-- start DATASET RECORDS --
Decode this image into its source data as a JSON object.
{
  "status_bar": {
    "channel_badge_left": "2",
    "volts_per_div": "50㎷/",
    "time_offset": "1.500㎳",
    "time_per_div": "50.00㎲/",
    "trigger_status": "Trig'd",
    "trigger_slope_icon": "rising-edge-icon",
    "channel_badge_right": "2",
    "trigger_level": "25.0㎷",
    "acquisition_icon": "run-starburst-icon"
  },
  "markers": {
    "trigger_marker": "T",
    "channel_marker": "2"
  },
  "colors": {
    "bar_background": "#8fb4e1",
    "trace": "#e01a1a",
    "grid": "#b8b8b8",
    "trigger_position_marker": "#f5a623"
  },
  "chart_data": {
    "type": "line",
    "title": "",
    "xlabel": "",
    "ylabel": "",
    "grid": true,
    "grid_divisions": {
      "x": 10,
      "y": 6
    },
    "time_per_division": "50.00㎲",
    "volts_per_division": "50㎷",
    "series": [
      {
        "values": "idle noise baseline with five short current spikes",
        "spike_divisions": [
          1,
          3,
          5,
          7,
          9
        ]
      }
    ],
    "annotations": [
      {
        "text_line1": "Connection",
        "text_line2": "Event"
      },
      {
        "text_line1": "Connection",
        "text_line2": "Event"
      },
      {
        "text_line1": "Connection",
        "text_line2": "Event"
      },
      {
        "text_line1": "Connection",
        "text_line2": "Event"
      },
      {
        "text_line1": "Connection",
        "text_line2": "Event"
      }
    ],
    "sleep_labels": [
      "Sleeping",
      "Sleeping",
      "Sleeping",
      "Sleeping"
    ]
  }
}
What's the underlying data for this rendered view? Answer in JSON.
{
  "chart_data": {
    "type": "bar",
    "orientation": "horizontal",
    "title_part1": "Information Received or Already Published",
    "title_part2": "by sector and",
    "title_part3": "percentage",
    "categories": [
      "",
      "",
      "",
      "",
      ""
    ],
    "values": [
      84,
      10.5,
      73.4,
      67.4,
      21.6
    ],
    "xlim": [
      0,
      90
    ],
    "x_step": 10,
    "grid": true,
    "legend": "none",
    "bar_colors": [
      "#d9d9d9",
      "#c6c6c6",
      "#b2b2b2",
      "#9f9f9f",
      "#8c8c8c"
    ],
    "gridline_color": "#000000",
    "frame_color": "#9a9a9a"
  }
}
-- end DATASET RECORDS --
### EXERCISE DETAILS
Reproduce the records above exactly.

### TASK RESPONSE
Decode this image into its source data as a JSON object.
{
  "status_bar": {
    "channel_badge_left": "2",
    "volts_per_div": "50㎷/",
    "time_offset": "1.500㎳",
    "time_per_div": "50.00㎲/",
    "trigger_status": "Trig'd",
    "trigger_slope_icon": "rising-edge-icon",
    "channel_badge_right": "2",
    "trigger_level": "25.0㎷",
    "acquisition_icon": "run-starburst-icon"
  },
  "markers": {
    "trigger_marker": "T",
    "channel_marker": "2"
  },
  "colors": {
    "bar_background": "#8fb4e1",
    "trace": "#e01a1a",
    "grid": "#b8b8b8",
    "trigger_position_marker": "#f5a623"
  },
  "chart_data": {
    "type": "line",
    "title": "",
    "xlabel": "",
    "ylabel": "",
    "grid": true,
    "grid_divisions": {
      "x": 10,
      "y": 6
    },
    "time_per_division": "50.00㎲",
    "volts_per_division": "50㎷",
    "series": [
      {
        "values": "idle noise baseline with five short current spikes",
        "spike_divisions": [
          1,
          3,
          5,
          7,
          9
        ]
      }
    ],
    "annotations": [
      {
        "text_line1": "Connection",
        "text_line2": "Event"
      },
      {
        "text_line1": "Connection",
        "text_line2": "Event"
      },
      {
        "text_line1": "Connection",
        "text_line2": "Event"
      },
      {
        "text_line1": "Connection",
        "text_line2": "Event"
      },
      {
        "text_line1": "Connection",
        "text_line2": "Event"
      }
    ],
    "sleep_labels": [
      "Sleeping",
      "Sleeping",
      "Sleeping",
      "Sleeping"
    ]
  }
}
What's the underlying data for this rendered view? Answer in JSON.
{
  "chart_data": {
    "type": "bar",
    "orientation": "horizontal",
    "title_part1": "Information Received or Already Published",
    "title_part2": "by sector and",
    "title_part3": "percentage",
    "categories": [
      "",
      "",
      "",
      "",
      ""
    ],
    "values": [
      84,
      10.5,
      73.4,
      67.4,
      21.6
    ],
    "xlim": [
      0,
      90
    ],
    "x_step": 10,
    "grid": true,
    "legend": "none",
    "bar_colors": [
      "#d9d9d9",
      "#c6c6c6",
      "#b2b2b2",
      "#9f9f9f",
      "#8c8c8c"
    ],
    "gridline_color": "#000000",
    "frame_color": "#9a9a9a"
  }
}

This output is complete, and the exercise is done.